● **TO DO**
Identify the lines that contain the string "podmiotu" and copy all of them.

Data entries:
————

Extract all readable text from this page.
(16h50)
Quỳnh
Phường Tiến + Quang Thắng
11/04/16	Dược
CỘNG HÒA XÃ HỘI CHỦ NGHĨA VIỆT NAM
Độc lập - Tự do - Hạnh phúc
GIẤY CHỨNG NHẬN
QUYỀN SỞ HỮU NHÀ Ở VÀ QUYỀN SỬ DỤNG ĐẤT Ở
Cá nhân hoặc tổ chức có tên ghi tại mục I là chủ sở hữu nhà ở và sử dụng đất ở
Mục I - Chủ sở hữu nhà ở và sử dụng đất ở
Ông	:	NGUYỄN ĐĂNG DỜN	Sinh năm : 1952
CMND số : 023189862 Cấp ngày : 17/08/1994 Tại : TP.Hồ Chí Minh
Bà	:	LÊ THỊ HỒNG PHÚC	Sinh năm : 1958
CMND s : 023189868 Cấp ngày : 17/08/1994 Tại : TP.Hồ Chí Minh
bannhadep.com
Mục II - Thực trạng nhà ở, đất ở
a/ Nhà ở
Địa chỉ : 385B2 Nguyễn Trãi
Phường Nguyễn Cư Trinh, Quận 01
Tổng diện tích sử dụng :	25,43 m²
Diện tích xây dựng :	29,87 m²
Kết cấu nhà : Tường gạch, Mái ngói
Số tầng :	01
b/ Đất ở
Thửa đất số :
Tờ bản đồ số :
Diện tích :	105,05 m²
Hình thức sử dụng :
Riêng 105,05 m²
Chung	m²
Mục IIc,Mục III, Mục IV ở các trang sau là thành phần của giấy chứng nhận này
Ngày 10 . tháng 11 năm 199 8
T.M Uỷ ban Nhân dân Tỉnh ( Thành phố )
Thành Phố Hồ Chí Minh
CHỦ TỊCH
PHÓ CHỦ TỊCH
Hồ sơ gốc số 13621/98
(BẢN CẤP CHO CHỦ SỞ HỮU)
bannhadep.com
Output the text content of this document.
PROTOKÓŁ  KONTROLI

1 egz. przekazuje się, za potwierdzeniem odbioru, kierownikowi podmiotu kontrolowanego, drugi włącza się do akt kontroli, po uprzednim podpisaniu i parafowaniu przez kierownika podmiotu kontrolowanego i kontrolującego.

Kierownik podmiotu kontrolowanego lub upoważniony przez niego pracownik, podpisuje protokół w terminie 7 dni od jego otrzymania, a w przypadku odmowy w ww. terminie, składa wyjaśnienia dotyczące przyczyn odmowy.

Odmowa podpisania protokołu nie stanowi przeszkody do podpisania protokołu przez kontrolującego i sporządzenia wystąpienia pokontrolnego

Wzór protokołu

————

● **RESPONSE BELOW**
1 egz. przekazuje się, za potwierdzeniem odbioru, kierownikowi podmiotu kontrolowanego, drugi włącza się do akt kontroli, po uprzednim podpisaniu i parafowaniu przez kierownika podmiotu kontrolowanego i kontrolującego.
Kierownik podmiotu kontrolowanego lub upoważniony przez niego pracownik, podpisuje protokół w terminie 7 dni od jego otrzymania, a w przypadku odmowy w ww. terminie, składa wyjaśnienia dotyczące przyczyn odmowy.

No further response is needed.